» **Extracted records**
[Start]

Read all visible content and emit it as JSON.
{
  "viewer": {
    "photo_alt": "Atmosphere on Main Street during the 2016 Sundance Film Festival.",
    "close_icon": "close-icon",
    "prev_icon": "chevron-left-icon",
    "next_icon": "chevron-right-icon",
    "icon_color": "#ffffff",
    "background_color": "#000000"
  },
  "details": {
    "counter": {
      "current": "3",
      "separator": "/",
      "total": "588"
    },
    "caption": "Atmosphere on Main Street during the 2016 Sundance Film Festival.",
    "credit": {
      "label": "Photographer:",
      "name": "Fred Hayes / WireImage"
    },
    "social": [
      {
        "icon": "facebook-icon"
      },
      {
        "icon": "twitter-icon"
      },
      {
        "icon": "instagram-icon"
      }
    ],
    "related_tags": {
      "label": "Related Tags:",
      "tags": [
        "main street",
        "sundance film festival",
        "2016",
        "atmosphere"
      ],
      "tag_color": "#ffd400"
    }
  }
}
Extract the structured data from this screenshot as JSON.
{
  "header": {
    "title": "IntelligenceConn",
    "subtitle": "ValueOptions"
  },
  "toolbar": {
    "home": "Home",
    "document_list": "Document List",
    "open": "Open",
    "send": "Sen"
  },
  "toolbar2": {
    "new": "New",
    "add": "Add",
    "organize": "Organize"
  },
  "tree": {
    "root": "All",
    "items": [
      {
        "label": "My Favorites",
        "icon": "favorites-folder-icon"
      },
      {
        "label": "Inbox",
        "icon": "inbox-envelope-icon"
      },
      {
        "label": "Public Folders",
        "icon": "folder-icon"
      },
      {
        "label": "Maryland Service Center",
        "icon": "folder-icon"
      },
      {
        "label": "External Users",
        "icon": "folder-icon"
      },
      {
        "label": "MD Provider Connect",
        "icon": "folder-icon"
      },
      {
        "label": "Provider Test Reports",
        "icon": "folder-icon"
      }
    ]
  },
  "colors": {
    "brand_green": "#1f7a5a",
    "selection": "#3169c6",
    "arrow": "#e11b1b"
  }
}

[End]

» **What is required**
Tell how many lines in the material above include the word "label", giving the number only.

» **Solution**
9